>> BEGIN Task input
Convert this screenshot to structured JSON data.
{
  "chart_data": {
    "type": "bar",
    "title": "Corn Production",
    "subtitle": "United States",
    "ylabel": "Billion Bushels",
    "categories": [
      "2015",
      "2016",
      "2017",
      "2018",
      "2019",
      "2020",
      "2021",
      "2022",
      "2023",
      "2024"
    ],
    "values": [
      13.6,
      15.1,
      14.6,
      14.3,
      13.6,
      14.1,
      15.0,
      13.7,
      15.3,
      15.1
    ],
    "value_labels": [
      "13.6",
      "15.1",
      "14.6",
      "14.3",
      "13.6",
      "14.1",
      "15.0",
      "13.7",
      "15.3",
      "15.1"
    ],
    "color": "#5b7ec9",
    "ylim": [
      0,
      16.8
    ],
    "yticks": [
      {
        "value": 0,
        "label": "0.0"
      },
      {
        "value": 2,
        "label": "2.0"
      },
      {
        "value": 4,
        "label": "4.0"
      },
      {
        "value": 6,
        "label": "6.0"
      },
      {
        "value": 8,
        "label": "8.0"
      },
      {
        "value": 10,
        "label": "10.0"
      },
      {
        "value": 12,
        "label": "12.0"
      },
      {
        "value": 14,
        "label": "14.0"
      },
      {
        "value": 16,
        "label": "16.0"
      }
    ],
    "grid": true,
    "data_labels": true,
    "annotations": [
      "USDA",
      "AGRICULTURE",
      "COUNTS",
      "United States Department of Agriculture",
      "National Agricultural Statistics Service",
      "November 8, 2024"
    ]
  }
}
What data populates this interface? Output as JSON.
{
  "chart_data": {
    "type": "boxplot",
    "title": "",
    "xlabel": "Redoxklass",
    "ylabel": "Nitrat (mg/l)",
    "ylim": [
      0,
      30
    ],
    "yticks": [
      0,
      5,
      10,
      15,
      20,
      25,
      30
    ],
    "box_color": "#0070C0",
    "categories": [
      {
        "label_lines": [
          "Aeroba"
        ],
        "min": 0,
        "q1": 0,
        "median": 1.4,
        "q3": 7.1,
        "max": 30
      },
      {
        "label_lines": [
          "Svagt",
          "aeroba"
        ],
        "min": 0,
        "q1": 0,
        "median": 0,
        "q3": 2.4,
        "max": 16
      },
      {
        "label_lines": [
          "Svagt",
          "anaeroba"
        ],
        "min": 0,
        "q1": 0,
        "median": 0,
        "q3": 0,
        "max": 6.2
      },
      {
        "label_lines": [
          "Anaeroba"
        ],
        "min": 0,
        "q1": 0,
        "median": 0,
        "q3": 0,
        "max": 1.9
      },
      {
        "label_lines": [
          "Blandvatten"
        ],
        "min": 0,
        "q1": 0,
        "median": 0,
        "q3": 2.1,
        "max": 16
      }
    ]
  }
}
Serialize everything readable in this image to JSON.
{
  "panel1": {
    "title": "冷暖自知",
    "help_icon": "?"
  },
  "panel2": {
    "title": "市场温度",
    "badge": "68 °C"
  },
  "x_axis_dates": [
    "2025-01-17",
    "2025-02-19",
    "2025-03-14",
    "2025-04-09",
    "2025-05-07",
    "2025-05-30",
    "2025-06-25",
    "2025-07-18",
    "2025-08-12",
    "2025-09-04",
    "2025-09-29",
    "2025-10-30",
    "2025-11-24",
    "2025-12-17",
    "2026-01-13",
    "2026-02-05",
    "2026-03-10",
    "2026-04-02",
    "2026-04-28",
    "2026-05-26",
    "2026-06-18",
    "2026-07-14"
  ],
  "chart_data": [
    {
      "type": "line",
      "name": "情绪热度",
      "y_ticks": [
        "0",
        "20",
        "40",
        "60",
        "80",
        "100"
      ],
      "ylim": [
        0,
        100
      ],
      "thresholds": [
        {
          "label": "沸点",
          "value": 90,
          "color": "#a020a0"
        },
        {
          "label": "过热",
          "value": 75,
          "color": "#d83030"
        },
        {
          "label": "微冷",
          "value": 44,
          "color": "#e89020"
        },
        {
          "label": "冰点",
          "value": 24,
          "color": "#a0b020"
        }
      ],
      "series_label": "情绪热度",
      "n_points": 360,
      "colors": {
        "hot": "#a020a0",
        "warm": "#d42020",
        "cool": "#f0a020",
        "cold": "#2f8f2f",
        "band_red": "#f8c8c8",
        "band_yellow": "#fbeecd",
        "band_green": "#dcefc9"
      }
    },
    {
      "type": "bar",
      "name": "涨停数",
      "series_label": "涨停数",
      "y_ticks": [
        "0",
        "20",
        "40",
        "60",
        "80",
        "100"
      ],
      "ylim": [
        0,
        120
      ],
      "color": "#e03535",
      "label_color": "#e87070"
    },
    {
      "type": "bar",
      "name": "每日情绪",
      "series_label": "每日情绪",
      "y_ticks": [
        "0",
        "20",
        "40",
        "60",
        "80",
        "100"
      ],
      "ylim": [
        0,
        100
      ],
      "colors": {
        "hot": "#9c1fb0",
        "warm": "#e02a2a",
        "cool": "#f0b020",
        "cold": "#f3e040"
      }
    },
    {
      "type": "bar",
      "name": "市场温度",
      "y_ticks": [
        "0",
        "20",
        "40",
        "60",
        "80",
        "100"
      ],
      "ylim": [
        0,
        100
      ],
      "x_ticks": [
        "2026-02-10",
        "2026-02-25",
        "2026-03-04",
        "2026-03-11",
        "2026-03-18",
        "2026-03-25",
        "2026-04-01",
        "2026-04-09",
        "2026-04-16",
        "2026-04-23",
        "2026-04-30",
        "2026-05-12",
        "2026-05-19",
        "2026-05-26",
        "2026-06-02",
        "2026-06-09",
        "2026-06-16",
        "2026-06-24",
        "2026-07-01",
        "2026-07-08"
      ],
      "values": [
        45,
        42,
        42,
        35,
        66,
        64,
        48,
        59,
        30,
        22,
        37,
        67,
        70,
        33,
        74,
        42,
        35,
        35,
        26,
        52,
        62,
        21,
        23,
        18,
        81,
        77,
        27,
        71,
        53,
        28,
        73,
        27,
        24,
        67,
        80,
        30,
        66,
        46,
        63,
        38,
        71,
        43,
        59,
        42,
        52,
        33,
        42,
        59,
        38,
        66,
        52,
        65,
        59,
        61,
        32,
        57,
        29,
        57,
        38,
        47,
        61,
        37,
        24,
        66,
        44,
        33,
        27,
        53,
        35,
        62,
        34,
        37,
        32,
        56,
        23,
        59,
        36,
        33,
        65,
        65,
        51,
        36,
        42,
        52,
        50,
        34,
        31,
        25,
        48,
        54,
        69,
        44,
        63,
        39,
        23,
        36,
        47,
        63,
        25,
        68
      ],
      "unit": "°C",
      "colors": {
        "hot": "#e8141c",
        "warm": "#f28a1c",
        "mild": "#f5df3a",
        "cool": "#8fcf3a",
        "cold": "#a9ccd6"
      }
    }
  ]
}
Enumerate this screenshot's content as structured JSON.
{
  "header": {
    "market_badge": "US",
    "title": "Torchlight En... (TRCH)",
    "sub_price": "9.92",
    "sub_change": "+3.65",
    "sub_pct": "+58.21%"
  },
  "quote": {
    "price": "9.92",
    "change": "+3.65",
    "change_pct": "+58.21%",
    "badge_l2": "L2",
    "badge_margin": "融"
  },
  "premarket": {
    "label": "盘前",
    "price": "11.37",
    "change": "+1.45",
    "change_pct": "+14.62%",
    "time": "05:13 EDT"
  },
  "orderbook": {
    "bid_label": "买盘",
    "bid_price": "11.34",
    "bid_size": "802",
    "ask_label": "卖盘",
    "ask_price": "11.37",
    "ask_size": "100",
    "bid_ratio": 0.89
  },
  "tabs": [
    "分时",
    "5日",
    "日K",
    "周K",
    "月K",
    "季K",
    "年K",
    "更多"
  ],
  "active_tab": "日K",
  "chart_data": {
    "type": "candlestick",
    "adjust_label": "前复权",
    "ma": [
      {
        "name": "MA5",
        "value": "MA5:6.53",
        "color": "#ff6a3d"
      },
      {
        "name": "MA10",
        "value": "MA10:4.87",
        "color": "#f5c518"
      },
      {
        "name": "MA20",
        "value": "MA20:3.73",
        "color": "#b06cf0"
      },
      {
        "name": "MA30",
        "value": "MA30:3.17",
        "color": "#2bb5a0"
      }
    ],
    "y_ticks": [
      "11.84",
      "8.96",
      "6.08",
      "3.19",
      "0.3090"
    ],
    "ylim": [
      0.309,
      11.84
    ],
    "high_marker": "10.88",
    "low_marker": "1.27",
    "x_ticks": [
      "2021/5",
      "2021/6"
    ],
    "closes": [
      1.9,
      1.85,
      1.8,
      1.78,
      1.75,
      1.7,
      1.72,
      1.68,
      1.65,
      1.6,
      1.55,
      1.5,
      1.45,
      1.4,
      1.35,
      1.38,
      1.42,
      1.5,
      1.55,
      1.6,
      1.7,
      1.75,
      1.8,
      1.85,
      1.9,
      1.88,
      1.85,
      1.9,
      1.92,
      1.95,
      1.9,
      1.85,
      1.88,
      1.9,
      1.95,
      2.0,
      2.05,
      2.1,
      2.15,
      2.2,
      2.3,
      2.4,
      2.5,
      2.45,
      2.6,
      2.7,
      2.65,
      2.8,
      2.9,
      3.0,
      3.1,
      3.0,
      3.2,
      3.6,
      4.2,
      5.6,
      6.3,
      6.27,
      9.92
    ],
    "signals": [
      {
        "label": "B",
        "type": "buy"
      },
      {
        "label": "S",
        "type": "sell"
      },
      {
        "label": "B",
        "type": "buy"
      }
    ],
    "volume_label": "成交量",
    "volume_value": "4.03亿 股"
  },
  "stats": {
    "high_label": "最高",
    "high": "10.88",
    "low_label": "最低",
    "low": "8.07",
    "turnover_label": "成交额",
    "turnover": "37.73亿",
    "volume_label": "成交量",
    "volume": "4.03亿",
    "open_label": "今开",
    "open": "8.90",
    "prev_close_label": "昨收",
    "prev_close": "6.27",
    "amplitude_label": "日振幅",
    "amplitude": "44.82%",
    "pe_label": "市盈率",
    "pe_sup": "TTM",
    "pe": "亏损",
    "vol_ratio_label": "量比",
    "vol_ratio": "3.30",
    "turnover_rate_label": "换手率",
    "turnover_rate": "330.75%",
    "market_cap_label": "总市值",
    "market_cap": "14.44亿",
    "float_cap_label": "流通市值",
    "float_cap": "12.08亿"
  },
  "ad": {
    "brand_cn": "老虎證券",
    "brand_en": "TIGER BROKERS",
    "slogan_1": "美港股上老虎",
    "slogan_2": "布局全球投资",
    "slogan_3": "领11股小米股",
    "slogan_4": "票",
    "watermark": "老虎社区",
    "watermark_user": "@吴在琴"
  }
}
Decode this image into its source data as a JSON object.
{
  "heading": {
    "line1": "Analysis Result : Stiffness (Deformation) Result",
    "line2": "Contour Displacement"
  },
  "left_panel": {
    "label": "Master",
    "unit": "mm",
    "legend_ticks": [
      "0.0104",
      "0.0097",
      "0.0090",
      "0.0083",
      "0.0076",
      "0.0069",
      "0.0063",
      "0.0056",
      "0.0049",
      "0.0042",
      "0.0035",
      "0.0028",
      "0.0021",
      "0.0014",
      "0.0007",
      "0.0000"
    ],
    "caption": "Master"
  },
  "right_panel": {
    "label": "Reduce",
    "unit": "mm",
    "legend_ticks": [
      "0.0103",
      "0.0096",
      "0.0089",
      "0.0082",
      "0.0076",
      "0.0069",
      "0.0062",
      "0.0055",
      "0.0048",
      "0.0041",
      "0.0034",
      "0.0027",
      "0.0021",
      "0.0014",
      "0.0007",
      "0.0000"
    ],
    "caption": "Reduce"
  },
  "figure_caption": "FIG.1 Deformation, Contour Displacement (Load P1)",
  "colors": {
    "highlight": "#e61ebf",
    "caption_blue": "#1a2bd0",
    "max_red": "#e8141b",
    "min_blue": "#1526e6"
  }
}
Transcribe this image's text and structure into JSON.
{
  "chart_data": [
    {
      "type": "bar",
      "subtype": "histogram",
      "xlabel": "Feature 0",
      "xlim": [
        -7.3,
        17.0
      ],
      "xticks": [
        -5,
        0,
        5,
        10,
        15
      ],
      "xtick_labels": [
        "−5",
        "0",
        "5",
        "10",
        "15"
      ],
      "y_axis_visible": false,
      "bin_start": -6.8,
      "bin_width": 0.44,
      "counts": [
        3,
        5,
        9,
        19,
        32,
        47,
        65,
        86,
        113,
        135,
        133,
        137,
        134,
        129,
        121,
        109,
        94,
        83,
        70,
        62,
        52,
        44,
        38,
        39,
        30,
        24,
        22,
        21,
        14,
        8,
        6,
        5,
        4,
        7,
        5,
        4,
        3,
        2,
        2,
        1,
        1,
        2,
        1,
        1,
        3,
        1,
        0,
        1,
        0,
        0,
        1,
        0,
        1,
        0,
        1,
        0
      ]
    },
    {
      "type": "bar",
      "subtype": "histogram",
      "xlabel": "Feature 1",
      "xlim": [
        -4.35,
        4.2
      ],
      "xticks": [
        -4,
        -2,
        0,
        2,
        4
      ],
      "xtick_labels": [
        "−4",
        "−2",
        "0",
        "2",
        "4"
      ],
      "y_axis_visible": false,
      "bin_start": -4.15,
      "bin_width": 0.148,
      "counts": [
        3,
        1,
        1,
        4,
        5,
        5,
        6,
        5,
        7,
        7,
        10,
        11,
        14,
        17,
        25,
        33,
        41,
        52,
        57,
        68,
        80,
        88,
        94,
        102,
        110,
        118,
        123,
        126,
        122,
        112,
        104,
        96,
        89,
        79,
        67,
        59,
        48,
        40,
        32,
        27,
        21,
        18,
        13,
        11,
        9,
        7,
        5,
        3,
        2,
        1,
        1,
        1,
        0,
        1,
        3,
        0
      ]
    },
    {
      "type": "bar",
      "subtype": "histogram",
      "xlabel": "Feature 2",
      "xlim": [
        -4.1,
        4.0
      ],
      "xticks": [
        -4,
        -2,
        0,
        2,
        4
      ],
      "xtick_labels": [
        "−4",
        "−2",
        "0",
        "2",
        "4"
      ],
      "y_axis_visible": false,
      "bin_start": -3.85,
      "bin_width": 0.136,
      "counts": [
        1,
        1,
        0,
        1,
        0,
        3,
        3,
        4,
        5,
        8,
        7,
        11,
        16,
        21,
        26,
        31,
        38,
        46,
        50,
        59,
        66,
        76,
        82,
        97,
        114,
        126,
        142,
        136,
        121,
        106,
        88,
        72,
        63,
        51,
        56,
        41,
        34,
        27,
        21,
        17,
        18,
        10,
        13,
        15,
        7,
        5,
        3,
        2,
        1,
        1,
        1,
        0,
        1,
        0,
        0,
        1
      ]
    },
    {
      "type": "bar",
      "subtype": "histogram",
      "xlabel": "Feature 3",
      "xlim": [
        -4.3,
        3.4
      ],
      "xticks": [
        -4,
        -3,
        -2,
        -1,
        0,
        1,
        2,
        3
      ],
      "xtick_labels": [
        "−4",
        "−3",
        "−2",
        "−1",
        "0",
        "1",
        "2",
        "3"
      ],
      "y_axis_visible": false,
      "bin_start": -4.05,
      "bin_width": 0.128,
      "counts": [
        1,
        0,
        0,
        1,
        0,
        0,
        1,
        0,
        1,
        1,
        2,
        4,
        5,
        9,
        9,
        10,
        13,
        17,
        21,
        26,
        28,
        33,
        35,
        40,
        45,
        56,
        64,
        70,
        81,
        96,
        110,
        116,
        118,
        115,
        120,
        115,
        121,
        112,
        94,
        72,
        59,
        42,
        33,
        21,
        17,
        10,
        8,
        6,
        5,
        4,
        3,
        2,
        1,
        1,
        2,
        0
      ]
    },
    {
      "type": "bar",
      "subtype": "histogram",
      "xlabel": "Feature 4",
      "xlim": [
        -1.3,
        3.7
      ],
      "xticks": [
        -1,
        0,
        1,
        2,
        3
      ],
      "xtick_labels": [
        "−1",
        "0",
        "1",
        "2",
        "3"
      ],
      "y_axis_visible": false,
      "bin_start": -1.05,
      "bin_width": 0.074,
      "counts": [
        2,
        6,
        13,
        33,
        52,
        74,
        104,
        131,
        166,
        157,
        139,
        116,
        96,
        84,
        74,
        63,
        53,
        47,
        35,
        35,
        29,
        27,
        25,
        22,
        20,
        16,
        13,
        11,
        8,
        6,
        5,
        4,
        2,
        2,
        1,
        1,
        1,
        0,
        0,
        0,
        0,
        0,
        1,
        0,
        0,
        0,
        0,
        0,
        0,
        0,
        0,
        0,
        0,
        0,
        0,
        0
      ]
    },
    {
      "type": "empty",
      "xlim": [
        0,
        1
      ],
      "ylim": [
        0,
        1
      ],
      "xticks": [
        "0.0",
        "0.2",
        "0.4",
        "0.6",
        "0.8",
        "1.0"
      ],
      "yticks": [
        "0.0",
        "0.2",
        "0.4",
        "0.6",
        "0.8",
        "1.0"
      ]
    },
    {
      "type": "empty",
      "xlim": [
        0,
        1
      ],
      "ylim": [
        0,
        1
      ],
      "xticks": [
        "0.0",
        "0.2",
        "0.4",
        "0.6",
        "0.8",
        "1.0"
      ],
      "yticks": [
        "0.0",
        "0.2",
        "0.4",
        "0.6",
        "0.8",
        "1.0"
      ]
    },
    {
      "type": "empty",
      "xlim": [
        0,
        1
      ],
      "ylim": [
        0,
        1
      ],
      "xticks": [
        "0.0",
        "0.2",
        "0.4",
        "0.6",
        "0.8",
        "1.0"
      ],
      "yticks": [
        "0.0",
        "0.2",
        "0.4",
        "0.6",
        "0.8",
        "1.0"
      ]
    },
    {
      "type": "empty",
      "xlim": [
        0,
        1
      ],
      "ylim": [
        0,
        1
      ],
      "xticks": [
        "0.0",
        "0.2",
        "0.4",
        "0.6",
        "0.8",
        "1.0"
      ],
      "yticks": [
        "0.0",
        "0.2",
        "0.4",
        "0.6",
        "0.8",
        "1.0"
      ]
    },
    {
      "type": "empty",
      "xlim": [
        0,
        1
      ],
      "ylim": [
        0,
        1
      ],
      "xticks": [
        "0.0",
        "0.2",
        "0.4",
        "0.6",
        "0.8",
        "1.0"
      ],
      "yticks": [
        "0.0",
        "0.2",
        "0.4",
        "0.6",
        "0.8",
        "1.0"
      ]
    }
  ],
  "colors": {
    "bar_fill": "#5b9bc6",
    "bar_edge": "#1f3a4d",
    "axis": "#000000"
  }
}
>> END Task input
(Given task): Copy each line above where the string "States" occurs.

(Solution to this exercise):
    "subtitle": "United States",
      "United States Department of Agriculture",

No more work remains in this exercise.